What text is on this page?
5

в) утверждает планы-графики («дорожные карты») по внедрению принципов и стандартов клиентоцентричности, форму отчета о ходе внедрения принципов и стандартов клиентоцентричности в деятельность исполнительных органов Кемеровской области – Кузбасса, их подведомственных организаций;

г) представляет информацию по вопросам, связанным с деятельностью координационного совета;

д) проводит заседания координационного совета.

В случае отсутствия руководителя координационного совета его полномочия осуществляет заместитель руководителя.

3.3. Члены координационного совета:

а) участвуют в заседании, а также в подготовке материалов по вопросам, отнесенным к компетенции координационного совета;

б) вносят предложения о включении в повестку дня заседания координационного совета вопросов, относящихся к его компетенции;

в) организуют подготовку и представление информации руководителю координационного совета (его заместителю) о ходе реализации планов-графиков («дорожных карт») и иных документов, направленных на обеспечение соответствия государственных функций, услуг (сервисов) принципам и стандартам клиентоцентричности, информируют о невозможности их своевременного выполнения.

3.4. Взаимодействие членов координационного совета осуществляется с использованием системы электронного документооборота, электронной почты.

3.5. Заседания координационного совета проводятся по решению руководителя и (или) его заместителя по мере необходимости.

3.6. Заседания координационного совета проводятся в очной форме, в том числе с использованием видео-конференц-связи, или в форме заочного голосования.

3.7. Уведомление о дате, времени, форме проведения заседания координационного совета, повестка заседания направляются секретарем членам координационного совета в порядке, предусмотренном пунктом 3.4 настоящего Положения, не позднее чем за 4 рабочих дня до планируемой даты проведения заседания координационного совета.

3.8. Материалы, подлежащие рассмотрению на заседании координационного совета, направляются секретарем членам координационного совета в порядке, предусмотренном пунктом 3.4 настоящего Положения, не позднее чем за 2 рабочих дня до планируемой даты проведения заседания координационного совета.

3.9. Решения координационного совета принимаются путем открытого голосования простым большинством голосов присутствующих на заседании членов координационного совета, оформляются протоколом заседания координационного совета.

+---+

Produce an exact copy of all the records.

What text is on this page?
5

в) утверждает планы-графики («дорожные карты») по внедрению принципов и стандартов клиентоцентричности, форму отчета о ходе внедрения принципов и стандартов клиентоцентричности в деятельность исполнительных органов Кемеровской области – Кузбасса, их подведомственных организаций;

г) представляет информацию по вопросам, связанным с деятельностью координационного совета;

д) проводит заседания координационного совета.

В случае отсутствия руководителя координационного совета его полномочия осуществляет заместитель руководителя.

3.3. Члены координационного совета:

а) участвуют в заседании, а также в подготовке материалов по вопросам, отнесенным к компетенции координационного совета;

б) вносят предложения о включении в повестку дня заседания координационного совета вопросов, относящихся к его компетенции;

в) организуют подготовку и представление информации руководителю координационного совета (его заместителю) о ходе реализации планов-графиков («дорожных карт») и иных документов, направленных на обеспечение соответствия государственных функций, услуг (сервисов) принципам и стандартам клиентоцентричности, информируют о невозможности их своевременного выполнения.

3.4. Взаимодействие членов координационного совета осуществляется с использованием системы электронного документооборота, электронной почты.

3.5. Заседания координационного совета проводятся по решению руководителя и (или) его заместителя по мере необходимости.

3.6. Заседания координационного совета проводятся в очной форме, в том числе с использованием видео-конференц-связи, или в форме заочного голосования.

3.7. Уведомление о дате, времени, форме проведения заседания координационного совета, повестка заседания направляются секретарем членам координационного совета в порядке, предусмотренном пунктом 3.4 настоящего Положения, не позднее чем за 4 рабочих дня до планируемой даты проведения заседания координационного совета.

3.8. Материалы, подлежащие рассмотрению на заседании координационного совета, направляются секретарем членам координационного совета в порядке, предусмотренном пунктом 3.4 настоящего Положения, не позднее чем за 2 рабочих дня до планируемой даты проведения заседания координационного совета.

3.9. Решения координационного совета принимаются путем открытого голосования простым большинством голосов присутствующих на заседании членов координационного совета, оформляются протоколом заседания координационного совета.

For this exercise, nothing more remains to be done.